▶ **Exercise**
Every record should be written out exactly, please.

▶ **Source records**
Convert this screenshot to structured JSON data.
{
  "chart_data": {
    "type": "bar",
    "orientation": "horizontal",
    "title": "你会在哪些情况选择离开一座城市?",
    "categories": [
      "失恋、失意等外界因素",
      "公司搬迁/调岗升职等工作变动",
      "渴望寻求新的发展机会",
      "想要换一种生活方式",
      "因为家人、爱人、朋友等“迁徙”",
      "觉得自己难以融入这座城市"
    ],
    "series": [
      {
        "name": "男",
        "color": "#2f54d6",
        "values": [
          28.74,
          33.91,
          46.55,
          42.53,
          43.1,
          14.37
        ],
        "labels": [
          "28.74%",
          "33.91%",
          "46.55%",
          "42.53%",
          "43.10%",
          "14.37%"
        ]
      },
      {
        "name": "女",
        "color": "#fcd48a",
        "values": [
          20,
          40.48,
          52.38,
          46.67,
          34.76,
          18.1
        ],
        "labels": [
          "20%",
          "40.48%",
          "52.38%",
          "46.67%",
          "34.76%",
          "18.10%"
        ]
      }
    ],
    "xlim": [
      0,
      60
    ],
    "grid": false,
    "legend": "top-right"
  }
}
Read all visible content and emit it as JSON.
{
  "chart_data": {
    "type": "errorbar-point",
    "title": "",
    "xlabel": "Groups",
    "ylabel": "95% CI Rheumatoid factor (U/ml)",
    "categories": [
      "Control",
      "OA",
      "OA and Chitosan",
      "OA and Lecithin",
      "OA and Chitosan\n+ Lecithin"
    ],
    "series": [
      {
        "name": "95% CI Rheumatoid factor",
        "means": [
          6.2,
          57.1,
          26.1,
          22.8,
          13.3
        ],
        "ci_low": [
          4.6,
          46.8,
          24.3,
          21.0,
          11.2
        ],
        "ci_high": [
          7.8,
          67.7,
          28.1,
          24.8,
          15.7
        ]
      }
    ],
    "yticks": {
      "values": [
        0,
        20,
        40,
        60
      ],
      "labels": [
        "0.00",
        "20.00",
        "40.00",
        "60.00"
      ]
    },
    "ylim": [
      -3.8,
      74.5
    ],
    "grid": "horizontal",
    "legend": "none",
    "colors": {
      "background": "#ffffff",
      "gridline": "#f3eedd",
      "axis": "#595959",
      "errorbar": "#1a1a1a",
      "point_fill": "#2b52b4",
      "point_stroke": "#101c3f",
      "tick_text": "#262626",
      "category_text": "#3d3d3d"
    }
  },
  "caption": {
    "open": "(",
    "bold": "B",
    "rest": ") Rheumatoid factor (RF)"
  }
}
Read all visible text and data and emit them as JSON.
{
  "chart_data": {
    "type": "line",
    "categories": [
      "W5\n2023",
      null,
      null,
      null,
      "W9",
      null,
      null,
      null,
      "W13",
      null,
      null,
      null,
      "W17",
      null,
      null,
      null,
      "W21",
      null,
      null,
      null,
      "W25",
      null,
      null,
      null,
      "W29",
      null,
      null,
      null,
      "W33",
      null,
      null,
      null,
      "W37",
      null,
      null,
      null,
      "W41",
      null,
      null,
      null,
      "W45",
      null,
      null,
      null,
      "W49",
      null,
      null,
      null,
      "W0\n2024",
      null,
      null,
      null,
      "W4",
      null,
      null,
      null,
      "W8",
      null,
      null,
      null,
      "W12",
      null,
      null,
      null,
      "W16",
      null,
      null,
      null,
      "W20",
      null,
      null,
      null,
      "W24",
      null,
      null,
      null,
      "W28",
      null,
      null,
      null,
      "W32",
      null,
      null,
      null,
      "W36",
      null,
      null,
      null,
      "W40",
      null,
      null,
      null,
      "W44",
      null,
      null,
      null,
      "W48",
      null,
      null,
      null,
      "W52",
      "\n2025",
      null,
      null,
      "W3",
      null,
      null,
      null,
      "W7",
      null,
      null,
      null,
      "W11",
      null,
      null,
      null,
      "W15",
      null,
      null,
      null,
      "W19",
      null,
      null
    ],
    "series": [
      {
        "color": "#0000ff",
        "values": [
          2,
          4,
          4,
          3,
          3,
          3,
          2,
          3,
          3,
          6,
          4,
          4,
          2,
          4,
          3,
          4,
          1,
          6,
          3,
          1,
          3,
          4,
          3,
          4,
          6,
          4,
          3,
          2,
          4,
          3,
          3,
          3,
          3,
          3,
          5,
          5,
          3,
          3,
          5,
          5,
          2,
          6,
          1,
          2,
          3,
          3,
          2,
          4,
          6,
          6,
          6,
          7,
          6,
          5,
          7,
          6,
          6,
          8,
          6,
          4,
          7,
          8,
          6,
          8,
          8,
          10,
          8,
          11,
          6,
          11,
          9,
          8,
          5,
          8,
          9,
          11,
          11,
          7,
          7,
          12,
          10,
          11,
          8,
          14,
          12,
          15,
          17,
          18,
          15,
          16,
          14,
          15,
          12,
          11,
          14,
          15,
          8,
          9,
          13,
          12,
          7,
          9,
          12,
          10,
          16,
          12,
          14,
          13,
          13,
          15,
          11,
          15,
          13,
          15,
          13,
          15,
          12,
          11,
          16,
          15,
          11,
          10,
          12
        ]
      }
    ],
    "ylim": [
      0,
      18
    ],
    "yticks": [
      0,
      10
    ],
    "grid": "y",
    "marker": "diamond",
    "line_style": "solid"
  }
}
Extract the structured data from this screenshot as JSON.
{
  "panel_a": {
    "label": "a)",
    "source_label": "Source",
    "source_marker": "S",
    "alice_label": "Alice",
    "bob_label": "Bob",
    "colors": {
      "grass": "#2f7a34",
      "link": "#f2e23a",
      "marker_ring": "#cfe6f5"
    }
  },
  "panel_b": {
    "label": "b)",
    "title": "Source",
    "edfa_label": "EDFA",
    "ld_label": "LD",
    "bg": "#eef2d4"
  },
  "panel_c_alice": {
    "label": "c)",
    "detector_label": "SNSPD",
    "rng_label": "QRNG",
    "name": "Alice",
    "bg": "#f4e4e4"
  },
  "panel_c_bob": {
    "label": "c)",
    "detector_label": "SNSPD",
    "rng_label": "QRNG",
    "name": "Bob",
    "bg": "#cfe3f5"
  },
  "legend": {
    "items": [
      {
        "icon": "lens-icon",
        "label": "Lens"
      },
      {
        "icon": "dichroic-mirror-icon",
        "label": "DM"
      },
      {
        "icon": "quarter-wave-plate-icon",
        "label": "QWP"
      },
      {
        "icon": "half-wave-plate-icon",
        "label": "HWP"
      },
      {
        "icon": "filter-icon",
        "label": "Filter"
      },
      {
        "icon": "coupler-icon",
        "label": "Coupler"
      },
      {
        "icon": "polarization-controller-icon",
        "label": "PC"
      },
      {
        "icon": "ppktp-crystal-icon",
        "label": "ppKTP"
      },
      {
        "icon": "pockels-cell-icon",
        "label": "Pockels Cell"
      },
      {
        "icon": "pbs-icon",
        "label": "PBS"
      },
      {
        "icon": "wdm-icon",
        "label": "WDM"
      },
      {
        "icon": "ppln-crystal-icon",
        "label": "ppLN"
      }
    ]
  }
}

▶ **Solution below**
Convert this screenshot to structured JSON data.
{
  "chart_data": {
    "type": "bar",
    "orientation": "horizontal",
    "title": "你会在哪些情况选择离开一座城市?",
    "categories": [
      "失恋、失意等外界因素",
      "公司搬迁/调岗升职等工作变动",
      "渴望寻求新的发展机会",
      "想要换一种生活方式",
      "因为家人、爱人、朋友等“迁徙”",
      "觉得自己难以融入这座城市"
    ],
    "series": [
      {
        "name": "男",
        "color": "#2f54d6",
        "values": [
          28.74,
          33.91,
          46.55,
          42.53,
          43.1,
          14.37
        ],
        "labels": [
          "28.74%",
          "33.91%",
          "46.55%",
          "42.53%",
          "43.10%",
          "14.37%"
        ]
      },
      {
        "name": "女",
        "color": "#fcd48a",
        "values": [
          20,
          40.48,
          52.38,
          46.67,
          34.76,
          18.1
        ],
        "labels": [
          "20%",
          "40.48%",
          "52.38%",
          "46.67%",
          "34.76%",
          "18.10%"
        ]
      }
    ],
    "xlim": [
      0,
      60
    ],
    "grid": false,
    "legend": "top-right"
  }
}
Read all visible content and emit it as JSON.
{
  "chart_data": {
    "type": "errorbar-point",
    "title": "",
    "xlabel": "Groups",
    "ylabel": "95% CI Rheumatoid factor (U/ml)",
    "categories": [
      "Control",
      "OA",
      "OA and Chitosan",
      "OA and Lecithin",
      "OA and Chitosan\n+ Lecithin"
    ],
    "series": [
      {
        "name": "95% CI Rheumatoid factor",
        "means": [
          6.2,
          57.1,
          26.1,
          22.8,
          13.3
        ],
        "ci_low": [
          4.6,
          46.8,
          24.3,
          21.0,
          11.2
        ],
        "ci_high": [
          7.8,
          67.7,
          28.1,
          24.8,
          15.7
        ]
      }
    ],
    "yticks": {
      "values": [
        0,
        20,
        40,
        60
      ],
      "labels": [
        "0.00",
        "20.00",
        "40.00",
        "60.00"
      ]
    },
    "ylim": [
      -3.8,
      74.5
    ],
    "grid": "horizontal",
    "legend": "none",
    "colors": {
      "background": "#ffffff",
      "gridline": "#f3eedd",
      "axis": "#595959",
      "errorbar": "#1a1a1a",
      "point_fill": "#2b52b4",
      "point_stroke": "#101c3f",
      "tick_text": "#262626",
      "category_text": "#3d3d3d"
    }
  },
  "caption": {
    "open": "(",
    "bold": "B",
    "rest": ") Rheumatoid factor (RF)"
  }
}
Read all visible text and data and emit them as JSON.
{
  "chart_data": {
    "type": "line",
    "categories": [
      "W5\n2023",
      null,
      null,
      null,
      "W9",
      null,
      null,
      null,
      "W13",
      null,
      null,
      null,
      "W17",
      null,
      null,
      null,
      "W21",
      null,
      null,
      null,
      "W25",
      null,
      null,
      null,
      "W29",
      null,
      null,
      null,
      "W33",
      null,
      null,
      null,
      "W37",
      null,
      null,
      null,
      "W41",
      null,
      null,
      null,
      "W45",
      null,
      null,
      null,
      "W49",
      null,
      null,
      null,
      "W0\n2024",
      null,
      null,
      null,
      "W4",
      null,
      null,
      null,
      "W8",
      null,
      null,
      null,
      "W12",
      null,
      null,
      null,
      "W16",
      null,
      null,
      null,
      "W20",
      null,
      null,
      null,
      "W24",
      null,
      null,
      null,
      "W28",
      null,
      null,
      null,
      "W32",
      null,
      null,
      null,
      "W36",
      null,
      null,
      null,
      "W40",
      null,
      null,
      null,
      "W44",
      null,
      null,
      null,
      "W48",
      null,
      null,
      null,
      "W52",
      "\n2025",
      null,
      null,
      "W3",
      null,
      null,
      null,
      "W7",
      null,
      null,
      null,
      "W11",
      null,
      null,
      null,
      "W15",
      null,
      null,
      null,
      "W19",
      null,
      null
    ],
    "series": [
      {
        "color": "#0000ff",
        "values": [
          2,
          4,
          4,
          3,
          3,
          3,
          2,
          3,
          3,
          6,
          4,
          4,
          2,
          4,
          3,
          4,
          1,
          6,
          3,
          1,
          3,
          4,
          3,
          4,
          6,
          4,
          3,
          2,
          4,
          3,
          3,
          3,
          3,
          3,
          5,
          5,
          3,
          3,
          5,
          5,
          2,
          6,
          1,
          2,
          3,
          3,
          2,
          4,
          6,
          6,
          6,
          7,
          6,
          5,
          7,
          6,
          6,
          8,
          6,
          4,
          7,
          8,
          6,
          8,
          8,
          10,
          8,
          11,
          6,
          11,
          9,
          8,
          5,
          8,
          9,
          11,
          11,
          7,
          7,
          12,
          10,
          11,
          8,
          14,
          12,
          15,
          17,
          18,
          15,
          16,
          14,
          15,
          12,
          11,
          14,
          15,
          8,
          9,
          13,
          12,
          7,
          9,
          12,
          10,
          16,
          12,
          14,
          13,
          13,
          15,
          11,
          15,
          13,
          15,
          13,
          15,
          12,
          11,
          16,
          15,
          11,
          10,
          12
        ]
      }
    ],
    "ylim": [
      0,
      18
    ],
    "yticks": [
      0,
      10
    ],
    "grid": "y",
    "marker": "diamond",
    "line_style": "solid"
  }
}
Extract the structured data from this screenshot as JSON.
{
  "panel_a": {
    "label": "a)",
    "source_label": "Source",
    "source_marker": "S",
    "alice_label": "Alice",
    "bob_label": "Bob",
    "colors": {
      "grass": "#2f7a34",
      "link": "#f2e23a",
      "marker_ring": "#cfe6f5"
    }
  },
  "panel_b": {
    "label": "b)",
    "title": "Source",
    "edfa_label": "EDFA",
    "ld_label": "LD",
    "bg": "#eef2d4"
  },
  "panel_c_alice": {
    "label": "c)",
    "detector_label": "SNSPD",
    "rng_label": "QRNG",
    "name": "Alice",
    "bg": "#f4e4e4"
  },
  "panel_c_bob": {
    "label": "c)",
    "detector_label": "SNSPD",
    "rng_label": "QRNG",
    "name": "Bob",
    "bg": "#cfe3f5"
  },
  "legend": {
    "items": [
      {
        "icon": "lens-icon",
        "label": "Lens"
      },
      {
        "icon": "dichroic-mirror-icon",
        "label": "DM"
      },
      {
        "icon": "quarter-wave-plate-icon",
        "label": "QWP"
      },
      {
        "icon": "half-wave-plate-icon",
        "label": "HWP"
      },
      {
        "icon": "filter-icon",
        "label": "Filter"
      },
      {
        "icon": "coupler-icon",
        "label": "Coupler"
      },
      {
        "icon": "polarization-controller-icon",
        "label": "PC"
      },
      {
        "icon": "ppktp-crystal-icon",
        "label": "ppKTP"
      },
      {
        "icon": "pockels-cell-icon",
        "label": "Pockels Cell"
      },
      {
        "icon": "pbs-icon",
        "label": "PBS"
      },
      {
        "icon": "wdm-icon",
        "label": "WDM"
      },
      {
        "icon": "ppln-crystal-icon",
        "label": "ppLN"
      }
    ]
  }
}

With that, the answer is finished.